» **Task to complete**: Scan the data below for the string "name". Copy every line where it appears.

START Excerpted records

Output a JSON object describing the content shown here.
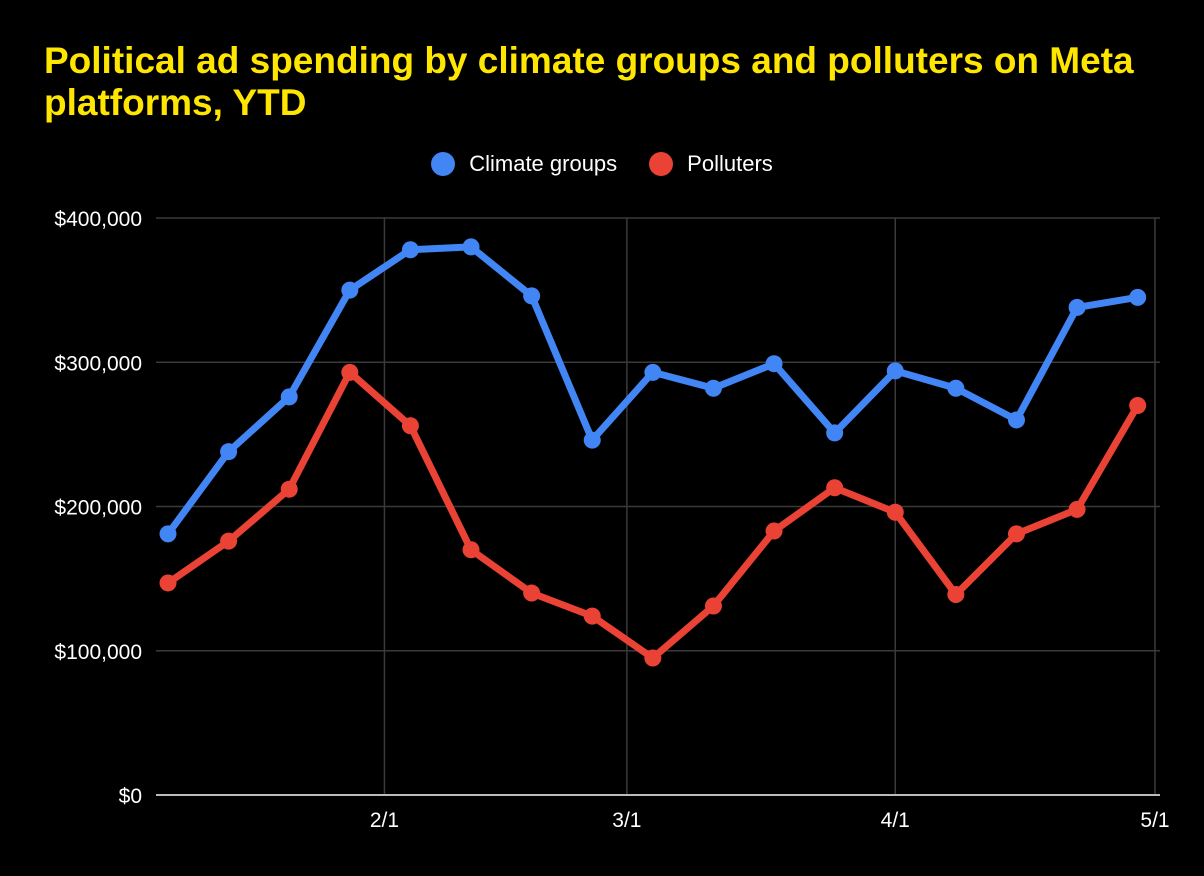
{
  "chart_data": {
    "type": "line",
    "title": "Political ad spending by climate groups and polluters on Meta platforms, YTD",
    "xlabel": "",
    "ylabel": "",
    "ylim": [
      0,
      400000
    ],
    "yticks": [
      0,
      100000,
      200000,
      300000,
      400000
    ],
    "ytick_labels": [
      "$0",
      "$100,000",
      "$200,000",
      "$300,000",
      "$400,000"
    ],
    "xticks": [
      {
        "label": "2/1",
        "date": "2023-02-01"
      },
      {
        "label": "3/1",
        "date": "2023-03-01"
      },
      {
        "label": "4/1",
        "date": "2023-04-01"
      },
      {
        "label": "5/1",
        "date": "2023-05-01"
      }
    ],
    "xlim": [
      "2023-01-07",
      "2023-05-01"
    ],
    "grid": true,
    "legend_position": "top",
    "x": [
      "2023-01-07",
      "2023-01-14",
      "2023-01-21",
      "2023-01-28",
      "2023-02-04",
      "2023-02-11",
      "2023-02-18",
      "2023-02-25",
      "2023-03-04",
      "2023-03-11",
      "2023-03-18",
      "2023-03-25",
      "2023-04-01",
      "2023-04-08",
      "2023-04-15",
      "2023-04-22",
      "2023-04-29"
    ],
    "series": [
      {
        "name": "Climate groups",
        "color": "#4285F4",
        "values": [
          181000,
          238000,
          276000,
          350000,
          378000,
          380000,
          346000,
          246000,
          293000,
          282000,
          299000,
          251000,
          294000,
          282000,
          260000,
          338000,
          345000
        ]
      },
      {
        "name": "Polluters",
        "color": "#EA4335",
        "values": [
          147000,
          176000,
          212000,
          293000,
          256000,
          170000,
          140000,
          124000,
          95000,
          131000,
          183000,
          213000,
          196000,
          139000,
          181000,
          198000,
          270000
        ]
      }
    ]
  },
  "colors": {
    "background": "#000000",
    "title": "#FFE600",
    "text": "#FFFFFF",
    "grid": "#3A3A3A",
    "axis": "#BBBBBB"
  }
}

END Excerpted records
START Excerpted records

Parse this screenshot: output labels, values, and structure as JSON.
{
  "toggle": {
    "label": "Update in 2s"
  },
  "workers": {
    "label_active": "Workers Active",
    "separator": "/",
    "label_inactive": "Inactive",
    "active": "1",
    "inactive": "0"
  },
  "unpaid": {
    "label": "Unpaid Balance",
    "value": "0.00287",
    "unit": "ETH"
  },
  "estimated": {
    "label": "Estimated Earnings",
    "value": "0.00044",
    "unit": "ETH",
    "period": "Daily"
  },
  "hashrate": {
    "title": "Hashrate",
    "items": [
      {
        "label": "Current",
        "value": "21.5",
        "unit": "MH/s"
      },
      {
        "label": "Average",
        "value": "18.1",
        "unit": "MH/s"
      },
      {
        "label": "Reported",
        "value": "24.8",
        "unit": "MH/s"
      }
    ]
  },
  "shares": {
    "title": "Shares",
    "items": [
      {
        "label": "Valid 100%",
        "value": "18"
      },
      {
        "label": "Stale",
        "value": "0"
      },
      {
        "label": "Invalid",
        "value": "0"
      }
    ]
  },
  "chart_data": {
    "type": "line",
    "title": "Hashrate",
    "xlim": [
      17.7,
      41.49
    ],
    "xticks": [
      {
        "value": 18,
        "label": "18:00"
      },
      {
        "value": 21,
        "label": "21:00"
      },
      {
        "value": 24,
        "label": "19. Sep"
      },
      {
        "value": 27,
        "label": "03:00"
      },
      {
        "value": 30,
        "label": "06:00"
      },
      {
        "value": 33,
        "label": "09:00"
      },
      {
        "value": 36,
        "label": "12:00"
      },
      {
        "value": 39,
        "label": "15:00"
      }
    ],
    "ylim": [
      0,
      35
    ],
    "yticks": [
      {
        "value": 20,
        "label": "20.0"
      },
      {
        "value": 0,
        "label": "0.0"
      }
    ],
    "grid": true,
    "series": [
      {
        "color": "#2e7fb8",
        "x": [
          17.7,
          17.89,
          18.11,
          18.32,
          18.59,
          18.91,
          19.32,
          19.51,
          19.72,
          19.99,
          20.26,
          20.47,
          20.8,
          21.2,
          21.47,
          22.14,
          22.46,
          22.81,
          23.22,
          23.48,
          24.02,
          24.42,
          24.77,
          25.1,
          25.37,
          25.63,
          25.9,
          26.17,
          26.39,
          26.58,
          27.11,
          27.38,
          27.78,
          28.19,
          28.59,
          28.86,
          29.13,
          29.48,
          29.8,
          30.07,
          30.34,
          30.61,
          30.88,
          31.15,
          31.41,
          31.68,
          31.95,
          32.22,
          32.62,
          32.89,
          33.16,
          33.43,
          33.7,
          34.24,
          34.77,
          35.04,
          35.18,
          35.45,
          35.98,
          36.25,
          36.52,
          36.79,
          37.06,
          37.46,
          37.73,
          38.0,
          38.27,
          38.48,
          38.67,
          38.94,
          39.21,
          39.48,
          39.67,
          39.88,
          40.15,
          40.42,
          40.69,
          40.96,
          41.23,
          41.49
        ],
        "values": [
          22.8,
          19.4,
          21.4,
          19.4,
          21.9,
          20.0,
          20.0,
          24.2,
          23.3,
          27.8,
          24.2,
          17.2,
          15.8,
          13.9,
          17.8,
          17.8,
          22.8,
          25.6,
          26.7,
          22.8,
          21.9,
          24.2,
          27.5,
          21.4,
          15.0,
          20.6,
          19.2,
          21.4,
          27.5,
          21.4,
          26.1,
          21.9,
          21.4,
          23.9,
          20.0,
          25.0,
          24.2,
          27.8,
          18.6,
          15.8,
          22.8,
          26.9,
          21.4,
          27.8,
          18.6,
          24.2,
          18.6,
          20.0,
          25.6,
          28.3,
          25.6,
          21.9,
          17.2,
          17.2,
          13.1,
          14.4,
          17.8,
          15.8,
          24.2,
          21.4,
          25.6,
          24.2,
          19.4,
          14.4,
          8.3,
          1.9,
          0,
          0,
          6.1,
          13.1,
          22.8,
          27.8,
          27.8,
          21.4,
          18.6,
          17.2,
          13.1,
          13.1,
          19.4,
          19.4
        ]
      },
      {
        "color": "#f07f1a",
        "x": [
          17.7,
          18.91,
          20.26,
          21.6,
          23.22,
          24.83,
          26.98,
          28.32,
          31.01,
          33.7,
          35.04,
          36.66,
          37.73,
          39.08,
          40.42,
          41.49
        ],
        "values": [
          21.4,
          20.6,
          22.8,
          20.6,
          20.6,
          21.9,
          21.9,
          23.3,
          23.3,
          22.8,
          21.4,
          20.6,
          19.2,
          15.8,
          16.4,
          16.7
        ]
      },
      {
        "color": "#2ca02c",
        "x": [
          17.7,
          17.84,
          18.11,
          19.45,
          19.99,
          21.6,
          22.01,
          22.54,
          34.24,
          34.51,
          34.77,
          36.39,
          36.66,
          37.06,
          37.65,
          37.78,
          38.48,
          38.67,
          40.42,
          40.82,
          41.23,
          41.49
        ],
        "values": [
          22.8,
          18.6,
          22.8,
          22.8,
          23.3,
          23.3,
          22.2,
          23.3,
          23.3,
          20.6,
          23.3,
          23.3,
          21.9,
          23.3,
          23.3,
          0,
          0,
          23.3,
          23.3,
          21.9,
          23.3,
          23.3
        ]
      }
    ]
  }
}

END Excerpted records

» **Reply to the task**:
        "name": "Climate groups",
        "name": "Polluters",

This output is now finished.